:: Dataset rows ::
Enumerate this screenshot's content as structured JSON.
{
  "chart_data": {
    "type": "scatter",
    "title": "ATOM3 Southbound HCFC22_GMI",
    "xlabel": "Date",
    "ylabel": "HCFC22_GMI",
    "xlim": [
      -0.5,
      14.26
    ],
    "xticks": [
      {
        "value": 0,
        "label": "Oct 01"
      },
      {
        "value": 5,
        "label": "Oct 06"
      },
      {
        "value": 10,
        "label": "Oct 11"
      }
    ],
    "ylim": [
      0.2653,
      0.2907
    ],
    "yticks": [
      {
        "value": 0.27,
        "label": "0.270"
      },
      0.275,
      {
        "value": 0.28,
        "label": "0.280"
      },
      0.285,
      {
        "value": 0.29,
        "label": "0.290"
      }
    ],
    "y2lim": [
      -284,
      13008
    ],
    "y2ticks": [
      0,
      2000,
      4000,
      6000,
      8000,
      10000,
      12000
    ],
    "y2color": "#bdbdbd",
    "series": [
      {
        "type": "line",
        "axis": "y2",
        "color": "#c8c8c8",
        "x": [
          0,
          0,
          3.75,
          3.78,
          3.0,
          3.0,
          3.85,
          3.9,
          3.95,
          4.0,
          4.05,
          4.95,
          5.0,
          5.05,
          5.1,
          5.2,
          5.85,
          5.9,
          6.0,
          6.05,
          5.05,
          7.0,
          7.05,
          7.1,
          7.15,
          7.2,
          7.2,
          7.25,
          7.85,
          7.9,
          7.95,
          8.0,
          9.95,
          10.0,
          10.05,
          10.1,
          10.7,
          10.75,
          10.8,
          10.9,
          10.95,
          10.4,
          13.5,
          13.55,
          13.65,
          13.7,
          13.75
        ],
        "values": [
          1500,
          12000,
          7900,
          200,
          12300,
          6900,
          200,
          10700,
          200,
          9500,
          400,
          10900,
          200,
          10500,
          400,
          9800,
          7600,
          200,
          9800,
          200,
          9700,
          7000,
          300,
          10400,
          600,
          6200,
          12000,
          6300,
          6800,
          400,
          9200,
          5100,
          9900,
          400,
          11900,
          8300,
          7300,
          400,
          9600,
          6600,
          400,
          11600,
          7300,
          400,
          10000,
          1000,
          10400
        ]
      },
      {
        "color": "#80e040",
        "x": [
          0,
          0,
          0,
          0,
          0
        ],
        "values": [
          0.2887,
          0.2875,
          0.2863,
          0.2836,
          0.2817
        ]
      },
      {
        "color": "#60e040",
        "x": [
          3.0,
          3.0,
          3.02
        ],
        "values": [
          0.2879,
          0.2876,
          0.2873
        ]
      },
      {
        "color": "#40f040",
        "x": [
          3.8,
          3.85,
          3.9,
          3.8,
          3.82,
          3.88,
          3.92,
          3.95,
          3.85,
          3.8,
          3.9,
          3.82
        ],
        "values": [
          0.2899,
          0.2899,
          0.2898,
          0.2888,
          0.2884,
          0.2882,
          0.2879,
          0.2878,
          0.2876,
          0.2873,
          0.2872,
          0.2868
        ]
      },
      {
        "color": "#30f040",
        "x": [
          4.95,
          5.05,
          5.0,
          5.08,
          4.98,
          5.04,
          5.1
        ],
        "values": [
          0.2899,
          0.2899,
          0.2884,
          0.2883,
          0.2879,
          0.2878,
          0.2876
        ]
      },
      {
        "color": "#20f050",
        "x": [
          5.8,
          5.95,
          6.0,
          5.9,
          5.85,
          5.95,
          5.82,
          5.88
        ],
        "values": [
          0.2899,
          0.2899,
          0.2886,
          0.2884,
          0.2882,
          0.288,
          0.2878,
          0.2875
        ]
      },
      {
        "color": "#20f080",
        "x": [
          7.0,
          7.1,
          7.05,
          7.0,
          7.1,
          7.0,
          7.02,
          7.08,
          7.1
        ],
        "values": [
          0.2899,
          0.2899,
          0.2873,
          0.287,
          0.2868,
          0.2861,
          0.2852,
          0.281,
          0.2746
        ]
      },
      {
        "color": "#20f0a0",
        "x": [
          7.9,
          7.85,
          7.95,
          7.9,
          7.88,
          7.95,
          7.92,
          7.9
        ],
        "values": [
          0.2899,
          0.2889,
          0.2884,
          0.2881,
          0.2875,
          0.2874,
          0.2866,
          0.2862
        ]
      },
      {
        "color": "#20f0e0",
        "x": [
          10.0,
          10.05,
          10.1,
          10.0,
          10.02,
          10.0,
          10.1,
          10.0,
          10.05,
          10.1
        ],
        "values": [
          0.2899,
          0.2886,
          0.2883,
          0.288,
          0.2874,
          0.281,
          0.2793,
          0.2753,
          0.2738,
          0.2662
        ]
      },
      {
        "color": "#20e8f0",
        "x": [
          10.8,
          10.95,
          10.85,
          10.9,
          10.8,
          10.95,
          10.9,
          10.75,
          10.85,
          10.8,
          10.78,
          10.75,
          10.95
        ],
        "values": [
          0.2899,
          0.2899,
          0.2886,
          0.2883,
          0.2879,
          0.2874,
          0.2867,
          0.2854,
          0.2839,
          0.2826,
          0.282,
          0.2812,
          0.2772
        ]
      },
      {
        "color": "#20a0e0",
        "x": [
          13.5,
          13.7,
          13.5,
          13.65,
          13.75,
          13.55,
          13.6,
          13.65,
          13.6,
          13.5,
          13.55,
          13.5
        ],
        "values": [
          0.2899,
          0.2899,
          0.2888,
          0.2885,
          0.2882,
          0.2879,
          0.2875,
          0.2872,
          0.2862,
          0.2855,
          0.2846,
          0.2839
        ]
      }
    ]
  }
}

:: Problem statement ::
Repeat every entry exactly, please.

:: Final result ::
Enumerate this screenshot's content as structured JSON.
{
  "chart_data": {
    "type": "scatter",
    "title": "ATOM3 Southbound HCFC22_GMI",
    "xlabel": "Date",
    "ylabel": "HCFC22_GMI",
    "xlim": [
      -0.5,
      14.26
    ],
    "xticks": [
      {
        "value": 0,
        "label": "Oct 01"
      },
      {
        "value": 5,
        "label": "Oct 06"
      },
      {
        "value": 10,
        "label": "Oct 11"
      }
    ],
    "ylim": [
      0.2653,
      0.2907
    ],
    "yticks": [
      {
        "value": 0.27,
        "label": "0.270"
      },
      0.275,
      {
        "value": 0.28,
        "label": "0.280"
      },
      0.285,
      {
        "value": 0.29,
        "label": "0.290"
      }
    ],
    "y2lim": [
      -284,
      13008
    ],
    "y2ticks": [
      0,
      2000,
      4000,
      6000,
      8000,
      10000,
      12000
    ],
    "y2color": "#bdbdbd",
    "series": [
      {
        "type": "line",
        "axis": "y2",
        "color": "#c8c8c8",
        "x": [
          0,
          0,
          3.75,
          3.78,
          3.0,
          3.0,
          3.85,
          3.9,
          3.95,
          4.0,
          4.05,
          4.95,
          5.0,
          5.05,
          5.1,
          5.2,
          5.85,
          5.9,
          6.0,
          6.05,
          5.05,
          7.0,
          7.05,
          7.1,
          7.15,
          7.2,
          7.2,
          7.25,
          7.85,
          7.9,
          7.95,
          8.0,
          9.95,
          10.0,
          10.05,
          10.1,
          10.7,
          10.75,
          10.8,
          10.9,
          10.95,
          10.4,
          13.5,
          13.55,
          13.65,
          13.7,
          13.75
        ],
        "values": [
          1500,
          12000,
          7900,
          200,
          12300,
          6900,
          200,
          10700,
          200,
          9500,
          400,
          10900,
          200,
          10500,
          400,
          9800,
          7600,
          200,
          9800,
          200,
          9700,
          7000,
          300,
          10400,
          600,
          6200,
          12000,
          6300,
          6800,
          400,
          9200,
          5100,
          9900,
          400,
          11900,
          8300,
          7300,
          400,
          9600,
          6600,
          400,
          11600,
          7300,
          400,
          10000,
          1000,
          10400
        ]
      },
      {
        "color": "#80e040",
        "x": [
          0,
          0,
          0,
          0,
          0
        ],
        "values": [
          0.2887,
          0.2875,
          0.2863,
          0.2836,
          0.2817
        ]
      },
      {
        "color": "#60e040",
        "x": [
          3.0,
          3.0,
          3.02
        ],
        "values": [
          0.2879,
          0.2876,
          0.2873
        ]
      },
      {
        "color": "#40f040",
        "x": [
          3.8,
          3.85,
          3.9,
          3.8,
          3.82,
          3.88,
          3.92,
          3.95,
          3.85,
          3.8,
          3.9,
          3.82
        ],
        "values": [
          0.2899,
          0.2899,
          0.2898,
          0.2888,
          0.2884,
          0.2882,
          0.2879,
          0.2878,
          0.2876,
          0.2873,
          0.2872,
          0.2868
        ]
      },
      {
        "color": "#30f040",
        "x": [
          4.95,
          5.05,
          5.0,
          5.08,
          4.98,
          5.04,
          5.1
        ],
        "values": [
          0.2899,
          0.2899,
          0.2884,
          0.2883,
          0.2879,
          0.2878,
          0.2876
        ]
      },
      {
        "color": "#20f050",
        "x": [
          5.8,
          5.95,
          6.0,
          5.9,
          5.85,
          5.95,
          5.82,
          5.88
        ],
        "values": [
          0.2899,
          0.2899,
          0.2886,
          0.2884,
          0.2882,
          0.288,
          0.2878,
          0.2875
        ]
      },
      {
        "color": "#20f080",
        "x": [
          7.0,
          7.1,
          7.05,
          7.0,
          7.1,
          7.0,
          7.02,
          7.08,
          7.1
        ],
        "values": [
          0.2899,
          0.2899,
          0.2873,
          0.287,
          0.2868,
          0.2861,
          0.2852,
          0.281,
          0.2746
        ]
      },
      {
        "color": "#20f0a0",
        "x": [
          7.9,
          7.85,
          7.95,
          7.9,
          7.88,
          7.95,
          7.92,
          7.9
        ],
        "values": [
          0.2899,
          0.2889,
          0.2884,
          0.2881,
          0.2875,
          0.2874,
          0.2866,
          0.2862
        ]
      },
      {
        "color": "#20f0e0",
        "x": [
          10.0,
          10.05,
          10.1,
          10.0,
          10.02,
          10.0,
          10.1,
          10.0,
          10.05,
          10.1
        ],
        "values": [
          0.2899,
          0.2886,
          0.2883,
          0.288,
          0.2874,
          0.281,
          0.2793,
          0.2753,
          0.2738,
          0.2662
        ]
      },
      {
        "color": "#20e8f0",
        "x": [
          10.8,
          10.95,
          10.85,
          10.9,
          10.8,
          10.95,
          10.9,
          10.75,
          10.85,
          10.8,
          10.78,
          10.75,
          10.95
        ],
        "values": [
          0.2899,
          0.2899,
          0.2886,
          0.2883,
          0.2879,
          0.2874,
          0.2867,
          0.2854,
          0.2839,
          0.2826,
          0.282,
          0.2812,
          0.2772
        ]
      },
      {
        "color": "#20a0e0",
        "x": [
          13.5,
          13.7,
          13.5,
          13.65,
          13.75,
          13.55,
          13.6,
          13.65,
          13.6,
          13.5,
          13.55,
          13.5
        ],
        "values": [
          0.2899,
          0.2899,
          0.2888,
          0.2885,
          0.2882,
          0.2879,
          0.2875,
          0.2872,
          0.2862,
          0.2855,
          0.2846,
          0.2839
        ]
      }
    ]
  }
}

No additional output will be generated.